(TO BE DONE)
Copy out each line of the material in which the word "prefix" appears.

(begin)

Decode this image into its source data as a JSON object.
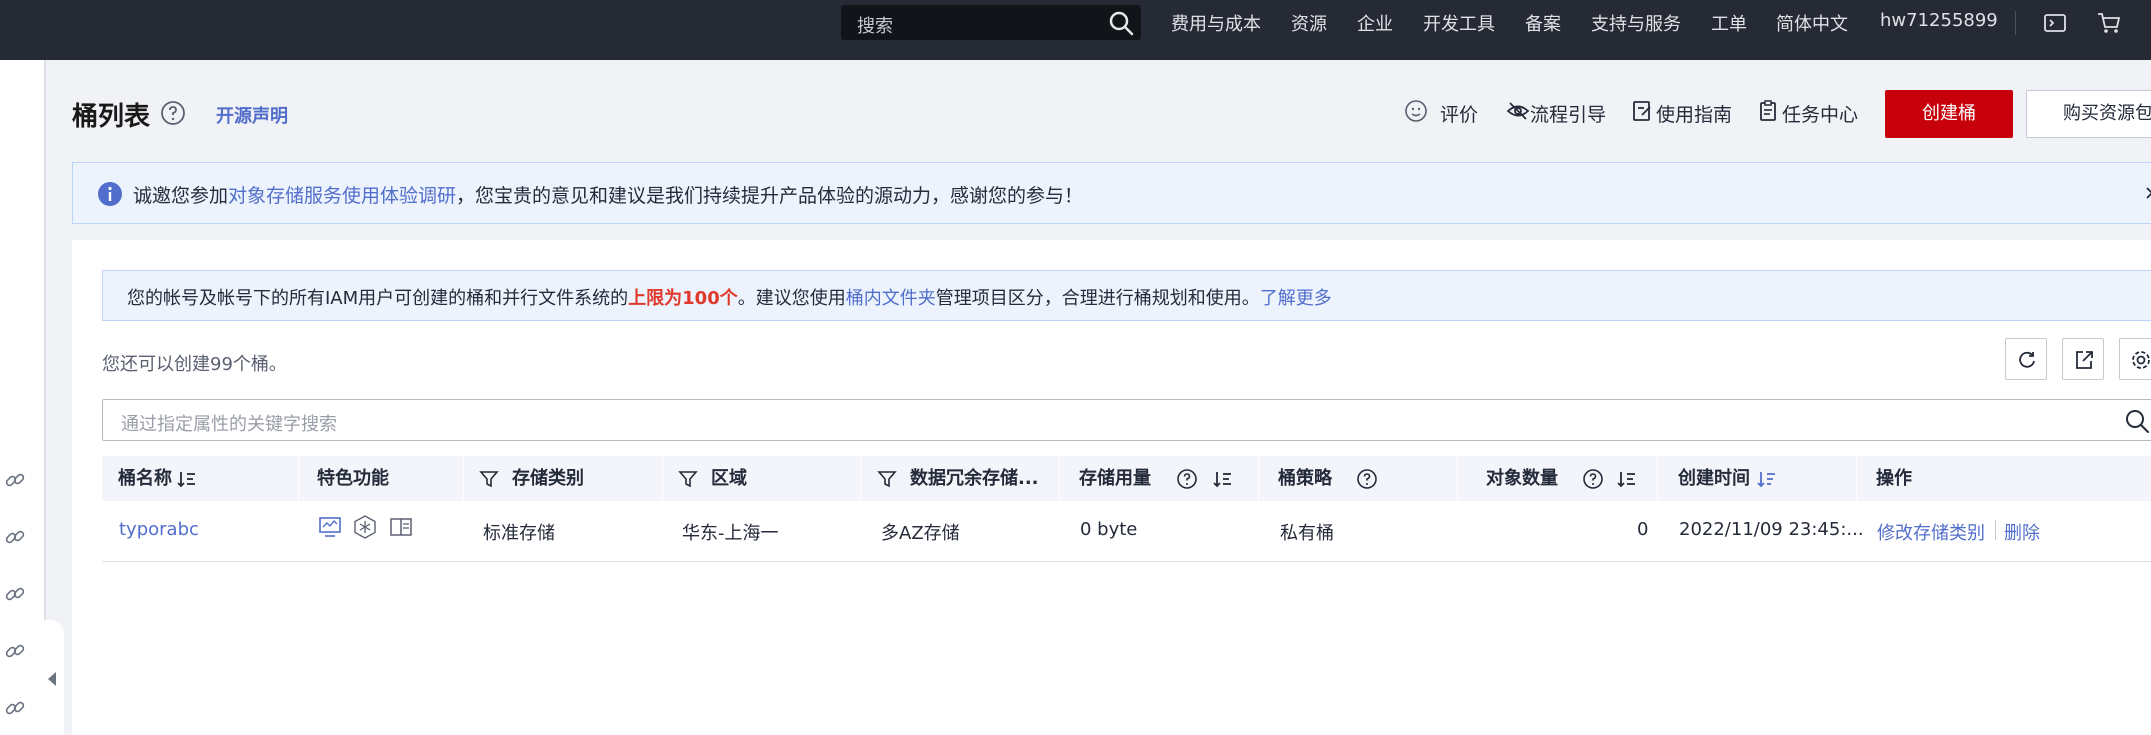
{
  "topbar": {
    "search_placeholder": "搜索",
    "nav": [
      "费用与成本",
      "资源",
      "企业",
      "开发工具",
      "备案",
      "支持与服务",
      "工单",
      "简体中文"
    ],
    "username": "hw71255899"
  },
  "header": {
    "title": "桶列表",
    "open_source": "开源声明",
    "links": [
      "评价",
      "流程引导",
      "使用指南",
      "任务中心"
    ],
    "create_button": "创建桶",
    "buy_button": "购买资源包"
  },
  "survey": {
    "prefix": "诚邀您参加",
    "link": "对象存储服务使用体验调研",
    "suffix": "，您宝贵的意见和建议是我们持续提升产品体验的源动力，感谢您的参与！"
  },
  "limit_notice": {
    "prefix": "您的帐号及帐号下的所有IAM用户可创建的桶和并行文件系统的",
    "highlight": "上限为100个",
    "middle": "。建议您使用",
    "link1": "桶内文件夹",
    "middle2": "管理项目区分，合理进行桶规划和使用。",
    "link2": "了解更多"
  },
  "remaining": "您还可以创建99个桶。",
  "filter_placeholder": "通过指定属性的关键字搜索",
  "table": {
    "columns": [
      "桶名称",
      "特色功能",
      "存储类别",
      "区域",
      "数据冗余存储...",
      "存储用量",
      "桶策略",
      "对象数量",
      "创建时间",
      "操作"
    ],
    "rows": [
      {
        "name": "typorabc",
        "features": [
          "monitor-icon",
          "snowflake-icon",
          "split-view-icon"
        ],
        "storage_class": "标准存储",
        "region": "华东-上海一",
        "redundancy": "多AZ存储",
        "usage": "0 byte",
        "policy": "私有桶",
        "objects": "0",
        "created": "2022/11/09 23:45:...",
        "actions": [
          "修改存储类别",
          "删除"
        ]
      }
    ]
  }
}
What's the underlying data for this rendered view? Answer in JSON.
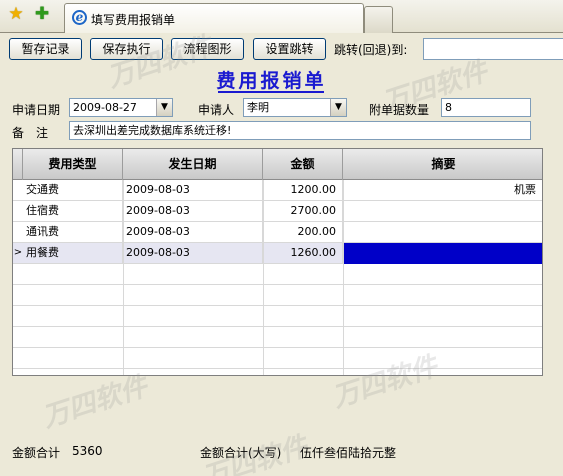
{
  "tab": {
    "title": "填写费用报销单"
  },
  "toolbar": {
    "draft_label": "暂存记录",
    "save_exec_label": "保存执行",
    "flowchart_label": "流程图形",
    "set_jump_label": "设置跳转",
    "jump_label": "跳转(回退)到:",
    "jump_value": ""
  },
  "form": {
    "title": "费用报销单",
    "apply_date_label": "申请日期",
    "apply_date_value": "2009-08-27",
    "applicant_label": "申请人",
    "applicant_value": "李明",
    "attach_count_label": "附单据数量",
    "attach_count_value": "8",
    "remark_label": "备　注",
    "remark_value": "去深圳出差完成数据库系统迁移!"
  },
  "grid": {
    "columns": [
      "费用类型",
      "发生日期",
      "金额",
      "摘要"
    ],
    "rows": [
      {
        "type": "交通费",
        "date": "2009-08-03",
        "amount": "1200.00",
        "memo": "机票"
      },
      {
        "type": "住宿费",
        "date": "2009-08-03",
        "amount": "2700.00",
        "memo": ""
      },
      {
        "type": "通讯费",
        "date": "2009-08-03",
        "amount": "200.00",
        "memo": ""
      },
      {
        "type": "用餐费",
        "date": "2009-08-03",
        "amount": "1260.00",
        "memo": ""
      }
    ],
    "current_row_marker": ">"
  },
  "footer": {
    "total_label": "金额合计",
    "total_value": "5360",
    "total_upper_label": "金额合计(大写)",
    "total_upper_value": "伍仟叁佰陆拾元整"
  },
  "icons": {
    "favorites": "star-icon",
    "add_favorite": "add-favorite-icon",
    "browser": "ie-icon",
    "dropdown": "chevron-down-icon"
  },
  "colors": {
    "title": "#1a1ad0",
    "selection": "#0000c8",
    "window_bg": "#ece9d8"
  }
}
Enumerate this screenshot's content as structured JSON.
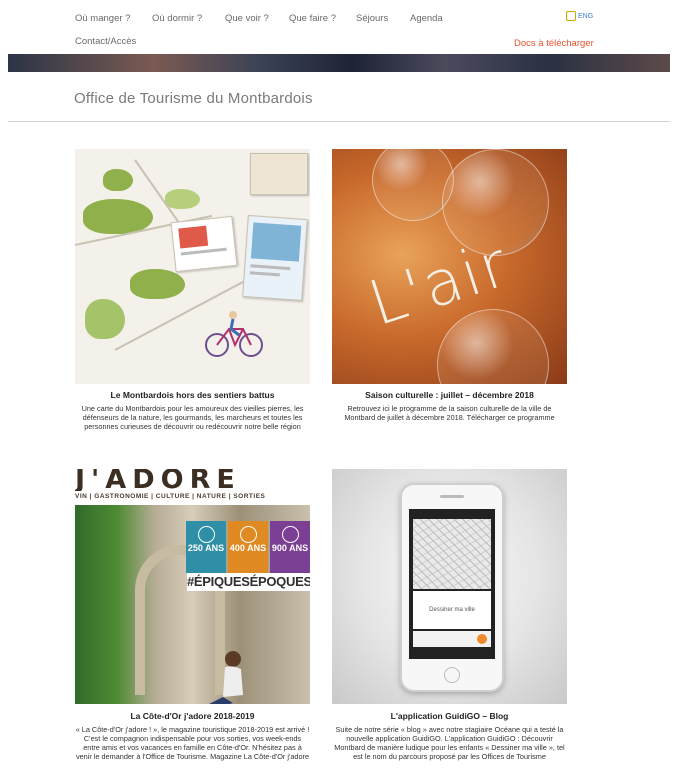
{
  "nav": {
    "items": [
      "Où manger ?",
      "Où dormir ?",
      "Que voir ?",
      "Que faire ?",
      "Séjours",
      "Agenda"
    ],
    "contact": "Contact/Accès",
    "docs": "Docs à télécharger",
    "lang": "ENG"
  },
  "site": {
    "title": "Office de Tourisme du Montbardois"
  },
  "cards": [
    {
      "title": "Le Montbardois hors des sentiers battus",
      "desc": "Une carte du Montbardois pour les amoureux des vieilles pierres, les défenseurs de la nature, les gourmands, les marcheurs et toutes les personnes curieuses de découvrir ou redécouvrir notre belle région"
    },
    {
      "title": "Saison culturelle : juillet – décembre 2018",
      "desc": "Retrouvez ici le programme de la saison culturelle de la ville de Montbard de juillet à décembre 2018. Télécharger ce programme",
      "image_text": "L'air"
    },
    {
      "title": "La Côte-d'Or j'adore 2018-2019",
      "desc": "« La Côte-d'Or j'adore ! », le magazine touristique 2018-2019 est arrivé ! C'est le compagnon indispensable pour vos sorties, vos week-ends entre amis et vos vacances en famille en Côte-d'Or. N'hésitez pas à venir le demander à l'Office de Tourisme. Magazine La Côte-d'Or j'adore",
      "mag_head": "J'ADORE",
      "mag_sub": "VIN | GASTRONOMIE | CULTURE | NATURE | SORTIES",
      "badges": [
        {
          "label": "250 ANS",
          "color": "#2f8fa6"
        },
        {
          "label": "400 ANS",
          "color": "#e08a23"
        },
        {
          "label": "900 ANS",
          "color": "#7b3f93"
        }
      ],
      "hashtag": "#ÉPIQUESÉPOQUES"
    },
    {
      "title": "L'application GuidiGO – Blog",
      "desc": "Suite de notre série « blog » avec notre stagiaire Océane qui a testé la nouvelle application GuidiGO. L'application GuidiGO : Découvrir Montbard de manière ludique pour les enfants « Dessiner ma ville », tel est le nom du parcours proposé par les Offices de Tourisme",
      "screen_text": "Dessiner ma ville"
    }
  ]
}
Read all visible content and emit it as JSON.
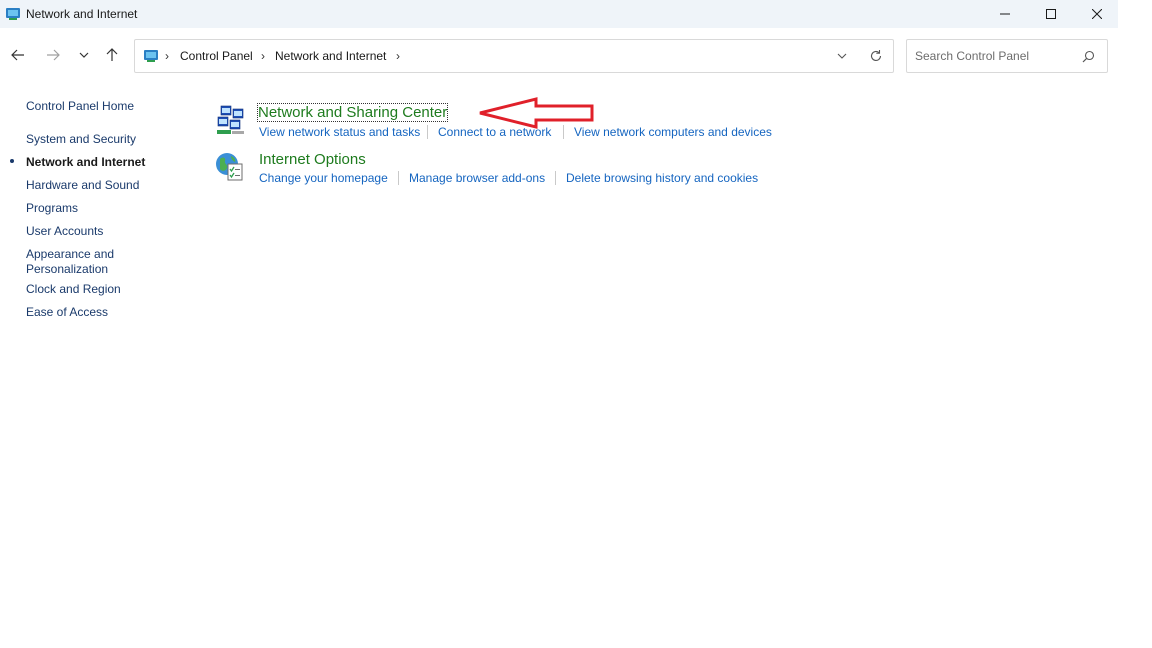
{
  "window": {
    "title": "Network and Internet"
  },
  "addressbar": {
    "crumbs": [
      "Control Panel",
      "Network and Internet"
    ]
  },
  "search": {
    "placeholder": "Search Control Panel"
  },
  "sidebar": {
    "items": [
      {
        "label": "Control Panel Home",
        "active": false
      },
      {
        "label": "System and Security",
        "active": false
      },
      {
        "label": "Network and Internet",
        "active": true
      },
      {
        "label": "Hardware and Sound",
        "active": false
      },
      {
        "label": "Programs",
        "active": false
      },
      {
        "label": "User Accounts",
        "active": false
      },
      {
        "label": "Appearance and Personalization",
        "active": false
      },
      {
        "label": "Clock and Region",
        "active": false
      },
      {
        "label": "Ease of Access",
        "active": false
      }
    ]
  },
  "categories": [
    {
      "title": "Network and Sharing Center",
      "icon": "network-sharing-icon",
      "tasks": [
        "View network status and tasks",
        "Connect to a network",
        "View network computers and devices"
      ]
    },
    {
      "title": "Internet Options",
      "icon": "internet-options-icon",
      "tasks": [
        "Change your homepage",
        "Manage browser add-ons",
        "Delete browsing history and cookies"
      ]
    }
  ],
  "colors": {
    "category_title": "#1e7b1e",
    "task_link": "#1565c0",
    "annotation_arrow": "#e0202a"
  }
}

(end)

(IN RESPONSE)
    "prefix": "诚邀您参加",
    "prefix": "您的帐号及帐号下的所有IAM用户可创建的桶和并行文件系统的",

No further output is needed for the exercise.